**Exercise material**
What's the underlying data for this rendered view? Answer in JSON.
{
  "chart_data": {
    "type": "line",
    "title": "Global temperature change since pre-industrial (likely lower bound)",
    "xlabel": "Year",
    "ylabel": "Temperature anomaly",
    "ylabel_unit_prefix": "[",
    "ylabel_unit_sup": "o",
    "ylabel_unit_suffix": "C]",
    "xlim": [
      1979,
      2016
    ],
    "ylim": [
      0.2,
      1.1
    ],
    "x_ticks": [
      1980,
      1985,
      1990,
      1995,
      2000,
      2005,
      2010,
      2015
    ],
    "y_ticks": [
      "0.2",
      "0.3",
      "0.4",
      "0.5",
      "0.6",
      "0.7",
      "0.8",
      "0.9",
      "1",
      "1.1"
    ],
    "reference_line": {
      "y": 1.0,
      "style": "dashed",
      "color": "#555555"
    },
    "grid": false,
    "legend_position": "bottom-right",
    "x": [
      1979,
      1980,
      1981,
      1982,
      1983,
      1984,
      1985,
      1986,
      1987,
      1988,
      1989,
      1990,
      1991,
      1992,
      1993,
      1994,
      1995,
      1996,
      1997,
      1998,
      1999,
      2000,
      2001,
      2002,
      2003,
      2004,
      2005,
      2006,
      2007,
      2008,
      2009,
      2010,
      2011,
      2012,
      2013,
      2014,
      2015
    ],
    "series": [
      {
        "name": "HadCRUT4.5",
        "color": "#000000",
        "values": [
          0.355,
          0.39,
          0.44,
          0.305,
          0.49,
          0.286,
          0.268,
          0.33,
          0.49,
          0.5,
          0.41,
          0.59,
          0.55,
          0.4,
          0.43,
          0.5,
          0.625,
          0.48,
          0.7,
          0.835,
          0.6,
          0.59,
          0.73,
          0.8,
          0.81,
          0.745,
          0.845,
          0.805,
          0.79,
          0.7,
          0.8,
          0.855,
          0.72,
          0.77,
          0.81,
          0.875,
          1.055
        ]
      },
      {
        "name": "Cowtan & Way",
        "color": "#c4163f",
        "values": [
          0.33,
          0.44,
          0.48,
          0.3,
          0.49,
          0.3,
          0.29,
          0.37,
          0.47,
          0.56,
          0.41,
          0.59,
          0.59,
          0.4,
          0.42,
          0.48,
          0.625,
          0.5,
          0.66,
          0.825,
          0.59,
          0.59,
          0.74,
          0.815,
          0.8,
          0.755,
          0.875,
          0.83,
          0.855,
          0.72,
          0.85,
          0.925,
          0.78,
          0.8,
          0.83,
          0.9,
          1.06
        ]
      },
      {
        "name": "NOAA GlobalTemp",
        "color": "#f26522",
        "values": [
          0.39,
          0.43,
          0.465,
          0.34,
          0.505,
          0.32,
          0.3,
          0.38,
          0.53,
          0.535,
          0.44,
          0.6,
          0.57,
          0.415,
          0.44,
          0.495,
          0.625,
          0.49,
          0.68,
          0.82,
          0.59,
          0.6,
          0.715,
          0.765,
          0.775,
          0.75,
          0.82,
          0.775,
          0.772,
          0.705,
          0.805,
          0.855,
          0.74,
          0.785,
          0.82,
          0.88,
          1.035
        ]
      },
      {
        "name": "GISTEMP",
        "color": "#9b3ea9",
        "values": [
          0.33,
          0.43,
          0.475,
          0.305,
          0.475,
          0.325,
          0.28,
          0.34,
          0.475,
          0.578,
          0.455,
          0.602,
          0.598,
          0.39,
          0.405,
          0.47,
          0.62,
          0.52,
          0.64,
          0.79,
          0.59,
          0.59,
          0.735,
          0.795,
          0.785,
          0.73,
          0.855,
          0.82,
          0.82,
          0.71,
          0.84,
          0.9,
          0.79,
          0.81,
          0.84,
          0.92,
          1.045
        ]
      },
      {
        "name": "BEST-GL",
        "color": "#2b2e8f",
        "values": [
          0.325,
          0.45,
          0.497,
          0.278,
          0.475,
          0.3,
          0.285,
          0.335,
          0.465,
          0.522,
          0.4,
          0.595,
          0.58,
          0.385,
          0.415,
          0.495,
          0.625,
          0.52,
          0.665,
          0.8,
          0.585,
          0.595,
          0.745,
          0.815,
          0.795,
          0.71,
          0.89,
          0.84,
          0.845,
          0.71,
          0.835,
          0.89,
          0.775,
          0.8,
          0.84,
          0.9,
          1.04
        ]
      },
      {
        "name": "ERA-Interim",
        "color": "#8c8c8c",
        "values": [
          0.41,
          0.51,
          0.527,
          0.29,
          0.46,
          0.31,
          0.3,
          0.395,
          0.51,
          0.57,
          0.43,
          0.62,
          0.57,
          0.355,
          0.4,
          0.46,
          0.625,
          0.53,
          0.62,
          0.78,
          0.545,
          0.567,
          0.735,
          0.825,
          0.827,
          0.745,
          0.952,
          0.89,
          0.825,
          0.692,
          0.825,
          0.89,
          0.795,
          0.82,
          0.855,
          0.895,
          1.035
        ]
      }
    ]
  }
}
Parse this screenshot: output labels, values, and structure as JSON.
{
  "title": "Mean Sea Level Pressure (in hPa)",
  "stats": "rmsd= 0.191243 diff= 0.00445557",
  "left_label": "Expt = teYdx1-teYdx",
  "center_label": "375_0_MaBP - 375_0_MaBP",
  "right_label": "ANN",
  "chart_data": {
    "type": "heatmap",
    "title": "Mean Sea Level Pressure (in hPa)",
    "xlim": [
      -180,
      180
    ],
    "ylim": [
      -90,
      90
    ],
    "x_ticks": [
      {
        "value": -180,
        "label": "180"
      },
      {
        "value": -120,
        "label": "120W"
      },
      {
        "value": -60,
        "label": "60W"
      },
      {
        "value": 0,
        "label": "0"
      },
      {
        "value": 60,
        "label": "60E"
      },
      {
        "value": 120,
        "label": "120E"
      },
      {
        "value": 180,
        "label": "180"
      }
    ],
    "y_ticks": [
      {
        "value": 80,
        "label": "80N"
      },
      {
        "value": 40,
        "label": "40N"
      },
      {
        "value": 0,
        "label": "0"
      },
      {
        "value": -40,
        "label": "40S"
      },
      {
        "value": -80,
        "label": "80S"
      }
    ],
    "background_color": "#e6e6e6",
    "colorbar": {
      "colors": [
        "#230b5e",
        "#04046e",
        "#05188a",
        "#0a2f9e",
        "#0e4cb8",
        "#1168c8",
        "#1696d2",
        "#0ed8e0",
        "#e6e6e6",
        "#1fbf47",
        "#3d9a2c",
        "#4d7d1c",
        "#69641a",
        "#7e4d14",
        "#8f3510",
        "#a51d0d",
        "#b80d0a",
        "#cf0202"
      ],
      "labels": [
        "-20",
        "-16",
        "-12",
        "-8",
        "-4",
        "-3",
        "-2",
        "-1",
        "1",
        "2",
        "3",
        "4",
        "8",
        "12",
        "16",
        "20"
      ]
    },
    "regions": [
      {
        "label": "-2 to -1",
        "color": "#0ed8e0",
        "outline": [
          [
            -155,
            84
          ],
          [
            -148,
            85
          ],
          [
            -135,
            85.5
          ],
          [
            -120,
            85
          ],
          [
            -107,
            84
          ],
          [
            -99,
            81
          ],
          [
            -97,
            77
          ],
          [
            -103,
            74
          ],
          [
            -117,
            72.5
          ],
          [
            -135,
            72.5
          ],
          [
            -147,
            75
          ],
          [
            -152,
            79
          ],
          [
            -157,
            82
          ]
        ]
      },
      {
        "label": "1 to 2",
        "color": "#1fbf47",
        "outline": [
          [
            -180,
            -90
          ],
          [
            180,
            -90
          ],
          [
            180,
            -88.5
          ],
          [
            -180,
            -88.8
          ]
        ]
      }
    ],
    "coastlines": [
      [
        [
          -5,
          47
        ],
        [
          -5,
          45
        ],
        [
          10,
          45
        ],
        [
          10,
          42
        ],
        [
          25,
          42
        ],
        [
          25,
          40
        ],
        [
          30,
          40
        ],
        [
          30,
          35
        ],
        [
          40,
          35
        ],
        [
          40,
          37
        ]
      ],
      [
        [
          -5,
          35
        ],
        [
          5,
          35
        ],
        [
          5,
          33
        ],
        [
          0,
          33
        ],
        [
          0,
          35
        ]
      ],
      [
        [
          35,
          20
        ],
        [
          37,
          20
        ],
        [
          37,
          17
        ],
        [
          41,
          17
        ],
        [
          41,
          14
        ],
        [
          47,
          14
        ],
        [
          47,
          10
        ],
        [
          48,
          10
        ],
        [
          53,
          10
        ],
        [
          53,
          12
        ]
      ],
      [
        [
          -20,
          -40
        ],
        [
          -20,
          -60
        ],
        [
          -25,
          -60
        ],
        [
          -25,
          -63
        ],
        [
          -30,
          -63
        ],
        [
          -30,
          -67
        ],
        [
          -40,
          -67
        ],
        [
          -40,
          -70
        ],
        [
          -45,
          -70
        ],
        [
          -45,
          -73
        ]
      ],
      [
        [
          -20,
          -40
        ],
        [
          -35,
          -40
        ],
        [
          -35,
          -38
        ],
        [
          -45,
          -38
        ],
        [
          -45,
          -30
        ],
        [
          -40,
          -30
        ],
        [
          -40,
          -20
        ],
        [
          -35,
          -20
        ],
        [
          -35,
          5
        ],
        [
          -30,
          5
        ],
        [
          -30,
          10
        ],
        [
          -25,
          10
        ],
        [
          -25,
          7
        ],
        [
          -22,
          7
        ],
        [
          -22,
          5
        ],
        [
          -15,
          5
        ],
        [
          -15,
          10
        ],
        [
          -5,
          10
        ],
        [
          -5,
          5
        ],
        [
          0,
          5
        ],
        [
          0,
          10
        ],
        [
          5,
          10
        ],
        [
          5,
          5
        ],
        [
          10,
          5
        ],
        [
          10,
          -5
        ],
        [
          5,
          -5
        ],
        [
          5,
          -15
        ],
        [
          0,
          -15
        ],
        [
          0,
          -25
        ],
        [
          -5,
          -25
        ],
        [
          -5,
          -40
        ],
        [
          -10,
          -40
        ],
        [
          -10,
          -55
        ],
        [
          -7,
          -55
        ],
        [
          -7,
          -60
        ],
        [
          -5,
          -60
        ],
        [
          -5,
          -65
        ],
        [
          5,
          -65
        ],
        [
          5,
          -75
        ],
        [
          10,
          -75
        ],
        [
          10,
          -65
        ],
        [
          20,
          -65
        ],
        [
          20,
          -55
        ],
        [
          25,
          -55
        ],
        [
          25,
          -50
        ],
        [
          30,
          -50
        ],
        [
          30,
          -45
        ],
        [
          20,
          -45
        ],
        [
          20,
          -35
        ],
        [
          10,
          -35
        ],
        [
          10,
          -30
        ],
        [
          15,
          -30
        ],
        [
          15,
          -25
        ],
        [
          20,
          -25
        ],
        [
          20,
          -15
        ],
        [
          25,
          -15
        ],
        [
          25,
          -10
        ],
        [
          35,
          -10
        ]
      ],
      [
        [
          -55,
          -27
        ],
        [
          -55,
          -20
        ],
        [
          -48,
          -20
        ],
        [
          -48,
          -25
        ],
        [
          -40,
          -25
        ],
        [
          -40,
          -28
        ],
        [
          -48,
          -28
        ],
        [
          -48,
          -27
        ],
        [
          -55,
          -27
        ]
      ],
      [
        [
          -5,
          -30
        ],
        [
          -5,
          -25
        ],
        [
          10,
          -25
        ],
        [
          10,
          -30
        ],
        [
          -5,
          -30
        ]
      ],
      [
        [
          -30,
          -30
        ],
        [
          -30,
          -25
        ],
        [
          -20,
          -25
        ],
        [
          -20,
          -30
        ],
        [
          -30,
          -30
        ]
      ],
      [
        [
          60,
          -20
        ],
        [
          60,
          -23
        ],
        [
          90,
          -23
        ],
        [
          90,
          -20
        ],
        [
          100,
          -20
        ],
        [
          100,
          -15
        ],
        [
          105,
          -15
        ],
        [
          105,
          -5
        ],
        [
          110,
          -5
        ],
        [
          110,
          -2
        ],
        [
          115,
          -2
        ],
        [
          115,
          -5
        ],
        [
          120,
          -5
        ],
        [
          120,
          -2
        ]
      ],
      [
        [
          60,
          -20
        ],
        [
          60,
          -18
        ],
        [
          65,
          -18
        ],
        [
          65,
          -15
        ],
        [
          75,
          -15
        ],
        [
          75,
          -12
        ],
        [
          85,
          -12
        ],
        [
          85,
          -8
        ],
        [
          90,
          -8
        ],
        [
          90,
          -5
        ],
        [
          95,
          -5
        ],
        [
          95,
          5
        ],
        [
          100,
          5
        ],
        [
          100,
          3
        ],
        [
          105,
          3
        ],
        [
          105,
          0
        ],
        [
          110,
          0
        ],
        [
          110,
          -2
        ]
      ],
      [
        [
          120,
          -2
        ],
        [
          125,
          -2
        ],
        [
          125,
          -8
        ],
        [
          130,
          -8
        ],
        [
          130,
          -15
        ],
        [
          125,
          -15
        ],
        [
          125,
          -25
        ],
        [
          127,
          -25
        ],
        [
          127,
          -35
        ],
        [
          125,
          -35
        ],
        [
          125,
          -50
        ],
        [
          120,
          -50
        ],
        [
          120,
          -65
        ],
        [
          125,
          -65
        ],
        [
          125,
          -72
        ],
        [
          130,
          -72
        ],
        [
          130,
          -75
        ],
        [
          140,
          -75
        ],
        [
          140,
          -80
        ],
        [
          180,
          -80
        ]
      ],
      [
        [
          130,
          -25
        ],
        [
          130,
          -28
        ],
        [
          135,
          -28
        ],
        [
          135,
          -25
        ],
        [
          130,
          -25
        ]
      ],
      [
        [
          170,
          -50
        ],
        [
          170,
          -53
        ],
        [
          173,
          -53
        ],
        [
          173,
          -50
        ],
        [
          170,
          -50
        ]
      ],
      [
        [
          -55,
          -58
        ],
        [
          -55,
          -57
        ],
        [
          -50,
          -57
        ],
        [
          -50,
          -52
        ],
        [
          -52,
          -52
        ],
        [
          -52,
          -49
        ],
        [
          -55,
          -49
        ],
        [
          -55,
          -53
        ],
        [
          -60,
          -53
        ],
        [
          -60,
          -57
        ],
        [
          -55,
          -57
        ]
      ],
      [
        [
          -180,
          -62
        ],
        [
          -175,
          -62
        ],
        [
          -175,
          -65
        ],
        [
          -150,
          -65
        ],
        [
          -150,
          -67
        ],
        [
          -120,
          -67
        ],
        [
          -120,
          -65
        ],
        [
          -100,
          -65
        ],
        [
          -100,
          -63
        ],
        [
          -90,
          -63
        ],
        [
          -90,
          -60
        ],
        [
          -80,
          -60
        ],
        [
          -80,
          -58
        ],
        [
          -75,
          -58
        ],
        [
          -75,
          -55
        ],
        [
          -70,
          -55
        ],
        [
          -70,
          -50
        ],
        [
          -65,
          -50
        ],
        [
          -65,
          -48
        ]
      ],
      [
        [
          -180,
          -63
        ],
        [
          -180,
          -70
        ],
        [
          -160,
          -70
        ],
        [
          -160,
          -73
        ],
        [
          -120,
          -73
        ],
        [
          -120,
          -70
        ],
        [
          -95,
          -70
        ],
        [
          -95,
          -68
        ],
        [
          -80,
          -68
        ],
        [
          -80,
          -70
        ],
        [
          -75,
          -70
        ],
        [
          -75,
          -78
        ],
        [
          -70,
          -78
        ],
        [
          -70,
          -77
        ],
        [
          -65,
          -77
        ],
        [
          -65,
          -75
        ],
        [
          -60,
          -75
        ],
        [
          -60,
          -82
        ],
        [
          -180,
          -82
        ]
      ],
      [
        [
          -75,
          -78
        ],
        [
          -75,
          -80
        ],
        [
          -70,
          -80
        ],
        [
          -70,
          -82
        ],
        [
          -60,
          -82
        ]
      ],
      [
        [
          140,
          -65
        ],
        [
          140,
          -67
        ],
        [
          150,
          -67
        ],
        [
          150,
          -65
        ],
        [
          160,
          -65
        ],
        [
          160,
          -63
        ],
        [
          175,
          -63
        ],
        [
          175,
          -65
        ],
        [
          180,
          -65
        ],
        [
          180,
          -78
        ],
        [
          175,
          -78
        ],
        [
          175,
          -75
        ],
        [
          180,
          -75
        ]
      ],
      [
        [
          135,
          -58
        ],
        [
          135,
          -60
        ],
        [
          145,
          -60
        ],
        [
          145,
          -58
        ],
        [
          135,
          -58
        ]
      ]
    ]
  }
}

**Objective**
Check each line of the records for the word "title", and show the lines that contain it.

**Full output**
    "title": "Global temperature change since pre-industrial (likely lower bound)",
  "title": "Mean Sea Level Pressure (in hPa)",
    "title": "Mean Sea Level Pressure (in hPa)",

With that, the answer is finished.